TO BE DONE
Count the lines that hold the string "ylabel". Reply with the number alone.

::: TASK INPUTS :::

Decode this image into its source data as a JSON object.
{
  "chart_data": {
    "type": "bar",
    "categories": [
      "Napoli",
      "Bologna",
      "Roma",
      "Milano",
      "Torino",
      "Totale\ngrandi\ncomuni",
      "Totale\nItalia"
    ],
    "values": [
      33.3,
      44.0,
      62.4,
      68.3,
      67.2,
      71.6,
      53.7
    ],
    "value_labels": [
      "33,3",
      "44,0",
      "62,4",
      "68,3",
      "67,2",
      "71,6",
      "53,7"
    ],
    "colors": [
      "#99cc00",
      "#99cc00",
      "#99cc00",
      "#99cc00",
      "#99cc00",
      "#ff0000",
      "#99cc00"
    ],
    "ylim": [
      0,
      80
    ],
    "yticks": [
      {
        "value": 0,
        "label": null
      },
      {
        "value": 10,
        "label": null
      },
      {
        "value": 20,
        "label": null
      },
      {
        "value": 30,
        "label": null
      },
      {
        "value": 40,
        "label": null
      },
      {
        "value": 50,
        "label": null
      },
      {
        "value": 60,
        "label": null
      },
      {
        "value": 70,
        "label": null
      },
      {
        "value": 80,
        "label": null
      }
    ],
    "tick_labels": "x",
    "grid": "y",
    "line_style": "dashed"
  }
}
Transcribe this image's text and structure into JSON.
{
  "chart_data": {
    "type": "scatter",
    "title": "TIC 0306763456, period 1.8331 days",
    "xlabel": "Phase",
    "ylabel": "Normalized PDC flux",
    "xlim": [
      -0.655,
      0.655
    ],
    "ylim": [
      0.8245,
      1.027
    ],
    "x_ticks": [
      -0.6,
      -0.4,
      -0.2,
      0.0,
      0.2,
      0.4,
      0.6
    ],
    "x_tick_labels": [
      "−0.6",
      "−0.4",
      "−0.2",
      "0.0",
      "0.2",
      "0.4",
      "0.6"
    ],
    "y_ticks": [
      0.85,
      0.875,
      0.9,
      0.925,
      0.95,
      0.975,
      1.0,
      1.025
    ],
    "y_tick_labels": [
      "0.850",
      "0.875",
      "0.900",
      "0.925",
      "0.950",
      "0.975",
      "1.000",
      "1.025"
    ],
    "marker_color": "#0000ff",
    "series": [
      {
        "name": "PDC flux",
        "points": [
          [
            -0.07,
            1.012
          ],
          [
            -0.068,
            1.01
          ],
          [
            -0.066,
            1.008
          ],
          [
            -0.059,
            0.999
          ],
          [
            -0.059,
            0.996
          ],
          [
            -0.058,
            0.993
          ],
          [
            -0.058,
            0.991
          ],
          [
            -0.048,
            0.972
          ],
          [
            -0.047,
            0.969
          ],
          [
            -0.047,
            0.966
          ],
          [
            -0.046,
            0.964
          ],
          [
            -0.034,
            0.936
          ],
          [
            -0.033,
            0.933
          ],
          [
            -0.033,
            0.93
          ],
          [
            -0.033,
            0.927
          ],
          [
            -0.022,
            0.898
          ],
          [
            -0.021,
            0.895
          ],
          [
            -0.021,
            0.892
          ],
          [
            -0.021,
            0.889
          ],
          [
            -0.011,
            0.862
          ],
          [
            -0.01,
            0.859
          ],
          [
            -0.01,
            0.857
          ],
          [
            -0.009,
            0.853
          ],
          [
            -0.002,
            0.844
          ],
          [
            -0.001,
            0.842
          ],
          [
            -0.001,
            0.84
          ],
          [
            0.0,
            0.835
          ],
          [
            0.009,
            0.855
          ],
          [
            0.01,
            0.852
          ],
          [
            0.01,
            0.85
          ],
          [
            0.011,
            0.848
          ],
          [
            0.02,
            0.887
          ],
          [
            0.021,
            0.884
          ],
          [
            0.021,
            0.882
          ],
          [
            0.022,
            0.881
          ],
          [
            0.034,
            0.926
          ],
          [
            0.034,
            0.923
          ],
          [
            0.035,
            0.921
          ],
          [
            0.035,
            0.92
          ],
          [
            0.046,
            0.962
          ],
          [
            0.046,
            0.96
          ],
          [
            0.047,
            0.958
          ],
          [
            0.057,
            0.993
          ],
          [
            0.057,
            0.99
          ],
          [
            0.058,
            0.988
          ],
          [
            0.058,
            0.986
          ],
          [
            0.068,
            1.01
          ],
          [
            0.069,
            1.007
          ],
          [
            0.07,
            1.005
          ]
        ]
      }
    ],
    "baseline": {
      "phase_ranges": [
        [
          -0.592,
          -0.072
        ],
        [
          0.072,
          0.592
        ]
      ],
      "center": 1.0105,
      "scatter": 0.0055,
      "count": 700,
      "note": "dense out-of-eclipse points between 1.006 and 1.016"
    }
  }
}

:::
::: TASK INPUTS :::

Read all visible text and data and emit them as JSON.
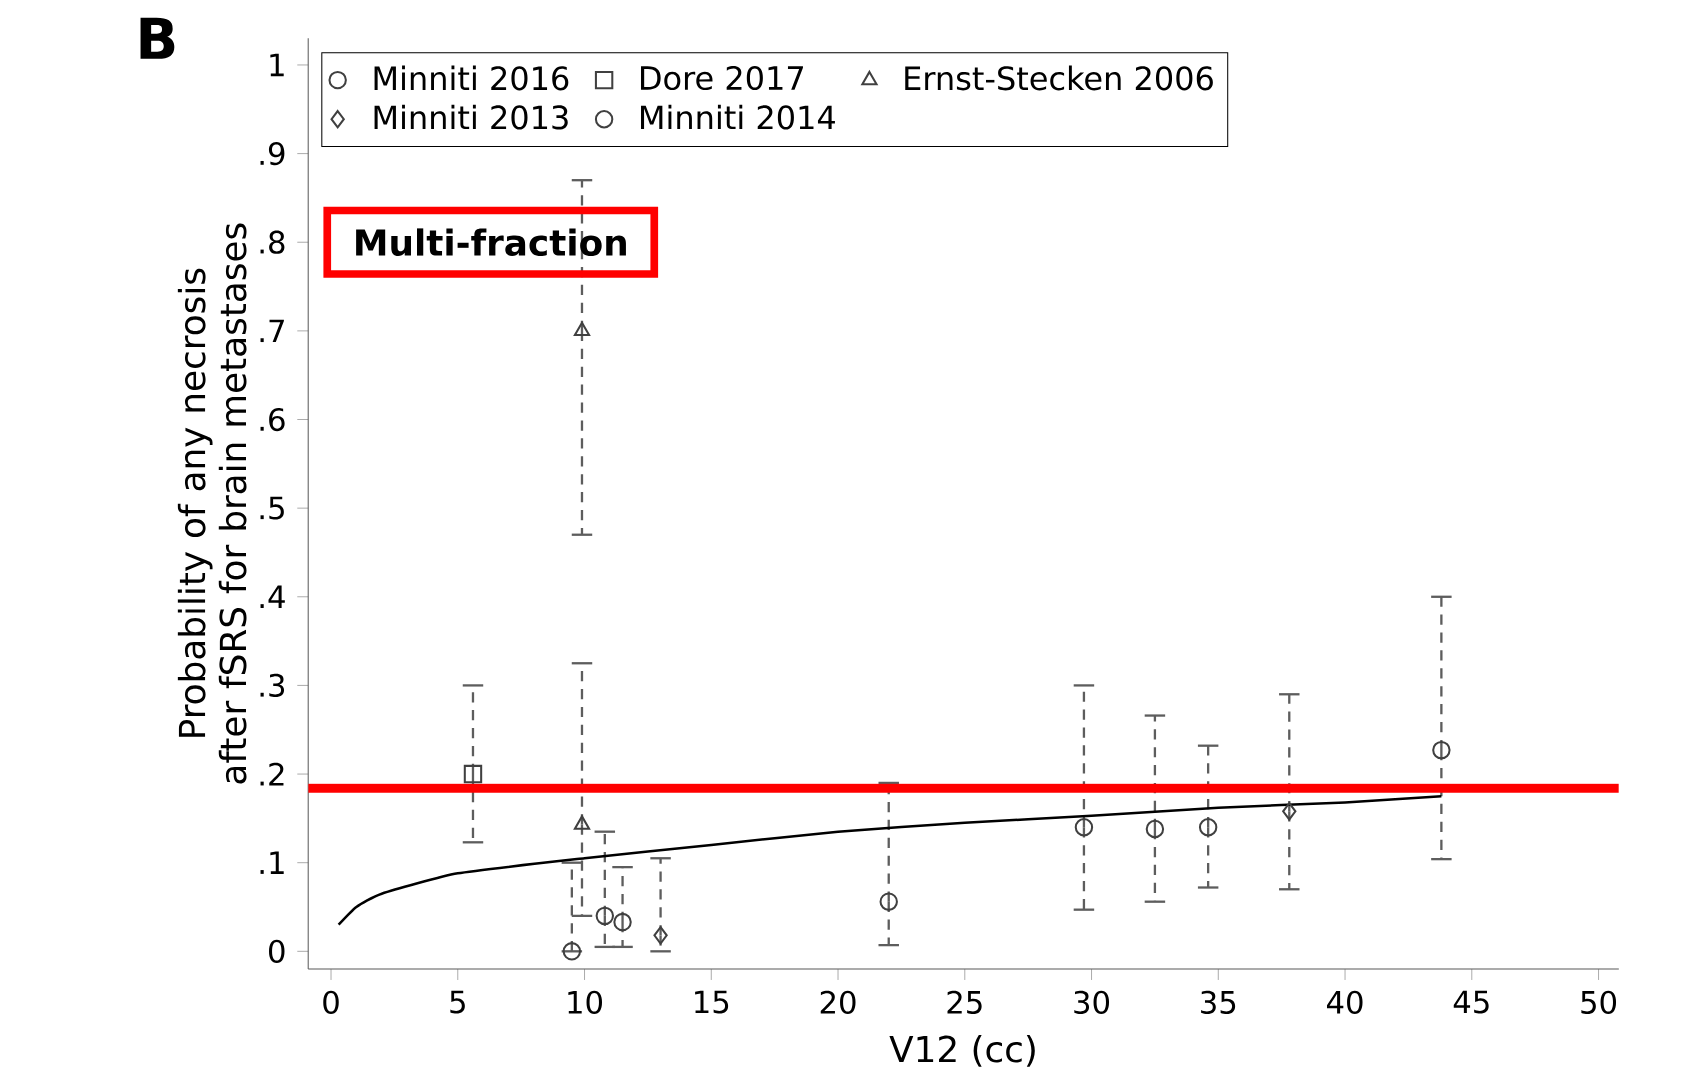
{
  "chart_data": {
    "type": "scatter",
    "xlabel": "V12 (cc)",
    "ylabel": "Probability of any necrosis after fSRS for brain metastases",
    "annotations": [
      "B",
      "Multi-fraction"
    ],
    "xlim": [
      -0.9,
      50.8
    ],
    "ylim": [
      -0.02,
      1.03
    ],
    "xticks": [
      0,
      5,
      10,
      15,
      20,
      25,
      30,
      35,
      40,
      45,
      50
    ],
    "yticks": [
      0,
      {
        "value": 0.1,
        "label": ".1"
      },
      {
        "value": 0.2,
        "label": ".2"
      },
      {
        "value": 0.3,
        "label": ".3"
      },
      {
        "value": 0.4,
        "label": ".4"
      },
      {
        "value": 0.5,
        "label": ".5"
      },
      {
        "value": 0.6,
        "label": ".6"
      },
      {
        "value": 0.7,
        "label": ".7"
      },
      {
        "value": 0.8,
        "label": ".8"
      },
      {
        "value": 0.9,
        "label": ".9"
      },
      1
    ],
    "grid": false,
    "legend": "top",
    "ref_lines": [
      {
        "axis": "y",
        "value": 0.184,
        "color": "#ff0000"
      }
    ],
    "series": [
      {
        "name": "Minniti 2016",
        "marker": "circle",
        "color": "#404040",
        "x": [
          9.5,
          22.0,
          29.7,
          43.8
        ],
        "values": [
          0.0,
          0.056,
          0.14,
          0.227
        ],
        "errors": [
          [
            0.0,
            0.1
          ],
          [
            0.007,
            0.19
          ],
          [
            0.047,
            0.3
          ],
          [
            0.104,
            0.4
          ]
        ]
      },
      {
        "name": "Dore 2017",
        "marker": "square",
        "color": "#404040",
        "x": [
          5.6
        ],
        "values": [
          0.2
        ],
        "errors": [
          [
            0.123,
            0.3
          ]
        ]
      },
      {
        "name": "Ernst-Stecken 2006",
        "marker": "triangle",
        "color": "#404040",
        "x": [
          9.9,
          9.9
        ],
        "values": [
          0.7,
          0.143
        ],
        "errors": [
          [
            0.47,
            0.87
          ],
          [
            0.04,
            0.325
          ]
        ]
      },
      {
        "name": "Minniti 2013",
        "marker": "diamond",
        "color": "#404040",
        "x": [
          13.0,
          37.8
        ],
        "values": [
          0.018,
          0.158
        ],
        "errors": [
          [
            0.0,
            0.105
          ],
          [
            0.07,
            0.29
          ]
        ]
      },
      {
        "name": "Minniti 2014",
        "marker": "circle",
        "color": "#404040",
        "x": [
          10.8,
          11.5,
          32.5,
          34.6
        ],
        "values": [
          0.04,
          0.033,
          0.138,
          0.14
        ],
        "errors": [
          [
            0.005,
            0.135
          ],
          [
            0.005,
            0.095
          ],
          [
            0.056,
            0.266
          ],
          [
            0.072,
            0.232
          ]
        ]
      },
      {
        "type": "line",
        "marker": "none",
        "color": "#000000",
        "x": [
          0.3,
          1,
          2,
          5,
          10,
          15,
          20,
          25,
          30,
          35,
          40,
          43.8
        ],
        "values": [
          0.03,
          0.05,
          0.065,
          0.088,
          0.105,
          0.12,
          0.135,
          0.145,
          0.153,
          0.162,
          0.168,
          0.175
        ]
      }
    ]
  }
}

:::

OUTPUT BELOW
2